| Objective |
Identify the lines that contain the word "EEUU" and copy each one.
** begin **
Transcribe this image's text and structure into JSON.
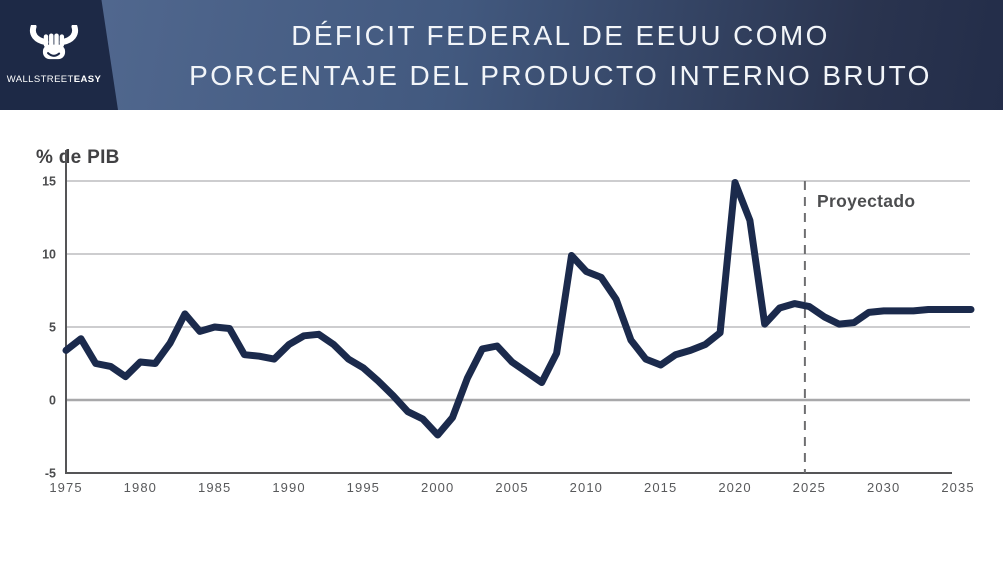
{
  "header": {
    "title_lines": [
      "DÉFICIT FEDERAL DE EEUU COMO",
      "PORCENTAJE DEL PRODUCTO INTERNO BRUTO"
    ],
    "background_gradient": [
      "#51688f",
      "#42597f",
      "#232d49"
    ],
    "text_color": "#f2f5f9",
    "logo": {
      "brand_regular": "WALLSTREET",
      "brand_bold": "EASY",
      "icon": "bull-fist-icon",
      "panel_color": "#1d2946"
    }
  },
  "chart_data": {
    "type": "line",
    "title": "",
    "xlabel": "",
    "ylabel": "% de PIB",
    "ylim": [
      -5,
      15
    ],
    "yticks": [
      15,
      10,
      5,
      0,
      -5
    ],
    "xlim": [
      1975,
      2036
    ],
    "xticks": [
      1975,
      1980,
      1985,
      1990,
      1995,
      2000,
      2005,
      2010,
      2015,
      2020,
      2025,
      2030,
      2035
    ],
    "grid": "horizontal",
    "legend": "none",
    "line_color": "#1b2a4c",
    "colors": {
      "grid": "#c6c6c8",
      "zero_line": "#a8a8aa",
      "axis": "#555557",
      "dash": "#6e6e70",
      "tick_text": "#58595b"
    },
    "projection": {
      "label": "Proyectado",
      "start_year": 2024.7,
      "line_style": "dashed"
    },
    "series": [
      {
        "name": "Déficit federal de EEUU (% del PIB)",
        "x": [
          1975,
          1976,
          1977,
          1978,
          1979,
          1980,
          1981,
          1982,
          1983,
          1984,
          1985,
          1986,
          1987,
          1988,
          1989,
          1990,
          1991,
          1992,
          1993,
          1994,
          1995,
          1996,
          1997,
          1998,
          1999,
          2000,
          2001,
          2002,
          2003,
          2004,
          2005,
          2006,
          2007,
          2008,
          2009,
          2010,
          2011,
          2012,
          2013,
          2014,
          2015,
          2016,
          2017,
          2018,
          2019,
          2020,
          2021,
          2022,
          2023,
          2024,
          2025,
          2026,
          2027,
          2028,
          2029,
          2030,
          2031,
          2032,
          2033,
          2034,
          2035
        ],
        "values": [
          3.4,
          4.2,
          2.5,
          2.3,
          1.6,
          2.6,
          2.5,
          3.9,
          5.9,
          4.7,
          5.0,
          4.9,
          3.1,
          3.0,
          2.8,
          3.8,
          4.4,
          4.5,
          3.8,
          2.8,
          2.2,
          1.3,
          0.3,
          -0.8,
          -1.3,
          -2.4,
          -1.2,
          1.5,
          3.5,
          3.7,
          2.6,
          1.9,
          1.2,
          3.2,
          9.9,
          8.8,
          8.4,
          6.9,
          4.1,
          2.8,
          2.4,
          3.1,
          3.4,
          3.8,
          4.6,
          14.9,
          12.3,
          5.2,
          6.3,
          6.6,
          6.4,
          5.7,
          5.2,
          5.3,
          6.0,
          6.1,
          6.1,
          6.1,
          6.2,
          6.2,
          6.2
        ]
      }
    ]
  }
}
** end **
| Output |
      "DÉFICIT FEDERAL DE EEUU COMO",
        "name": "Déficit federal de EEUU (% del PIB)",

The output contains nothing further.